## GIVEN INSTRUCTION
Tally the lines that include "Зона". Output the number only.
# # # # # # #
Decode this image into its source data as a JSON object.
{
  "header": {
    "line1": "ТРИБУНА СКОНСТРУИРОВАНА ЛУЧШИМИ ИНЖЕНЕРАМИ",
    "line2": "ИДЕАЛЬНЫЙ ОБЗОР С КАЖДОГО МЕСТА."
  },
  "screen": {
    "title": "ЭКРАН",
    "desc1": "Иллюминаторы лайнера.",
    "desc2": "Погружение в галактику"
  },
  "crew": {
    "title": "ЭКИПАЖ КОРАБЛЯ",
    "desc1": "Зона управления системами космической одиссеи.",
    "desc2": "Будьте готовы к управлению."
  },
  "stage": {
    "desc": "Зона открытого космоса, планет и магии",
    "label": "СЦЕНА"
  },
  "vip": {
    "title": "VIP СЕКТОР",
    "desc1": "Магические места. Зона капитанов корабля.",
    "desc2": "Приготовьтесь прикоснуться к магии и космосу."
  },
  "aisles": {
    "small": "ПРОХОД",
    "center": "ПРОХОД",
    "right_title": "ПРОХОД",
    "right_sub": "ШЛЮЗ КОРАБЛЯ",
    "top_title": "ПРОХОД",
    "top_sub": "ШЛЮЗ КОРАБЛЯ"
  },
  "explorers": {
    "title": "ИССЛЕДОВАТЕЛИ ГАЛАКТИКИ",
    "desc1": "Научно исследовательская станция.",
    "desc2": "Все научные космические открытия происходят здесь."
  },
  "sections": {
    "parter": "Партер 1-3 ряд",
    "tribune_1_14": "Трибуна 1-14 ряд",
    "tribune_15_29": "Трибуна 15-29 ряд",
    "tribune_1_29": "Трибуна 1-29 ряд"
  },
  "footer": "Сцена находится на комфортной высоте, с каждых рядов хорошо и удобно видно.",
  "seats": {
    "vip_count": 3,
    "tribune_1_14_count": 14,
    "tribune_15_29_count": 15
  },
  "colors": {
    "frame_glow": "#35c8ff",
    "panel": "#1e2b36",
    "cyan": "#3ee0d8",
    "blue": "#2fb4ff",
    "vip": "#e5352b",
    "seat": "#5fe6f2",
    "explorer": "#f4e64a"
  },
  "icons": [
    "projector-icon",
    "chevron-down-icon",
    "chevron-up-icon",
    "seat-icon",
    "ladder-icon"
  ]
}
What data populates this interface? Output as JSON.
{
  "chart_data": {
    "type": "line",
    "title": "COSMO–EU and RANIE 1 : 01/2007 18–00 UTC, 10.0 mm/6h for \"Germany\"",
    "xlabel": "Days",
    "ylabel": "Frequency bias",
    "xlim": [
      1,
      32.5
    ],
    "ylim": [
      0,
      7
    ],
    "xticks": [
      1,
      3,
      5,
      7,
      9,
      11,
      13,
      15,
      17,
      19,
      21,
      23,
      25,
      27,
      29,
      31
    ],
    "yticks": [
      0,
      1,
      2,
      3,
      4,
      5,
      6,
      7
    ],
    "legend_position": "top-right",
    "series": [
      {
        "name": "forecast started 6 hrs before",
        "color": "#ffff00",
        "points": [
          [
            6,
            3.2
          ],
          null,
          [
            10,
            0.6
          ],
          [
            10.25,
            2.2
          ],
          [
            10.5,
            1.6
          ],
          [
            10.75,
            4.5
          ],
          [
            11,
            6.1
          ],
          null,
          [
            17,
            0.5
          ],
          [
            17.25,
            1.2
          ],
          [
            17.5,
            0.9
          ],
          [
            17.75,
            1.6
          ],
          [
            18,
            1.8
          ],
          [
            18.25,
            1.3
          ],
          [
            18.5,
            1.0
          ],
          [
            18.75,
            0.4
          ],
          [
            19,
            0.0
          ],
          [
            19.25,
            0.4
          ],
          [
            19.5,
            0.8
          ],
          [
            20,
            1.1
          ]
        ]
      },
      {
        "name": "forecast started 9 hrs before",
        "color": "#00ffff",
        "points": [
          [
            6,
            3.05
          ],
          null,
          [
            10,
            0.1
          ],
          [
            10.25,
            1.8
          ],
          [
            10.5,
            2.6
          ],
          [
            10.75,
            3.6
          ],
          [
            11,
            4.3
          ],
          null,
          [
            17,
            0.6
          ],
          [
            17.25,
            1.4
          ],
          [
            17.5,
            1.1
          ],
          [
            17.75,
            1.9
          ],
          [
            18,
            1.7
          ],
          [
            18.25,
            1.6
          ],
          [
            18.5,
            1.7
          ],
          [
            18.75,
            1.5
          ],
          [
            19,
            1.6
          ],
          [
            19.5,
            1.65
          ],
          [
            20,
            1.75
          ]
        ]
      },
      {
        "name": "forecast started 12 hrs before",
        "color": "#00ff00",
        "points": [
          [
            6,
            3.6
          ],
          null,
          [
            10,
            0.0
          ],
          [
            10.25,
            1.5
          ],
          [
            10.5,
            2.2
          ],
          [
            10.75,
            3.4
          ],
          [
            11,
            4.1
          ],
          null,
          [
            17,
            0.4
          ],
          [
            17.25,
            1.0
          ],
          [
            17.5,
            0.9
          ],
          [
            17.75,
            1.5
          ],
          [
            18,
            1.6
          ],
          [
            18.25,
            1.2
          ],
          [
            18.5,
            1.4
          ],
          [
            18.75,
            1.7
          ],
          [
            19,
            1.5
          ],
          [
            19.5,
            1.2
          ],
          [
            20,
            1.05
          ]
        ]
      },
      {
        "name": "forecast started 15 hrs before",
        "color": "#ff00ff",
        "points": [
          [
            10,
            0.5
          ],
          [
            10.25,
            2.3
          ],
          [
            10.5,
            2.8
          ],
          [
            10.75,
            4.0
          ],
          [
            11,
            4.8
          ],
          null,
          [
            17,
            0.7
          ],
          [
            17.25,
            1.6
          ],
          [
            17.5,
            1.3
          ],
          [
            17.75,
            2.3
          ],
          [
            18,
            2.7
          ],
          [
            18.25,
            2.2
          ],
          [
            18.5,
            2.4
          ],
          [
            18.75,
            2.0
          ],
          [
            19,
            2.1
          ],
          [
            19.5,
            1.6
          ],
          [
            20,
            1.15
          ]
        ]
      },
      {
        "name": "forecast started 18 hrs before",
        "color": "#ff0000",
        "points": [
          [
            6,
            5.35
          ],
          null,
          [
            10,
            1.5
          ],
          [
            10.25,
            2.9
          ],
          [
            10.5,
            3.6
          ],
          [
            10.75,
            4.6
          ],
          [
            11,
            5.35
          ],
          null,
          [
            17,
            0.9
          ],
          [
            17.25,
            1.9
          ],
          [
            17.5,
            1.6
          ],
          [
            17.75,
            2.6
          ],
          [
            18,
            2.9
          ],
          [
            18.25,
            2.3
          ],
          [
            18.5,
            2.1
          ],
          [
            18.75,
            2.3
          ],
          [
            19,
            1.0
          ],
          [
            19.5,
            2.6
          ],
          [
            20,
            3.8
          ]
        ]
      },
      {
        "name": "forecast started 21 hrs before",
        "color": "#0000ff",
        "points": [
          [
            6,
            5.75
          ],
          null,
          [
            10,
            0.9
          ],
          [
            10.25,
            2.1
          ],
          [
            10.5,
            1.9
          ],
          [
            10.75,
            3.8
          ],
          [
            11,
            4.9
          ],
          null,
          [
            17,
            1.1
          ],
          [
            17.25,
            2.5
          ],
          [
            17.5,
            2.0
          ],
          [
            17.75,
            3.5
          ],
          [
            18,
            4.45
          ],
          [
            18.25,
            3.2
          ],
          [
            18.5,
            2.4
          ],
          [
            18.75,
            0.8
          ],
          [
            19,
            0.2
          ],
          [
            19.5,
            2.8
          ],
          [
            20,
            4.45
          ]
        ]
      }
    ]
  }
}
# # # # # # #
## REPLY TO THE TASK
3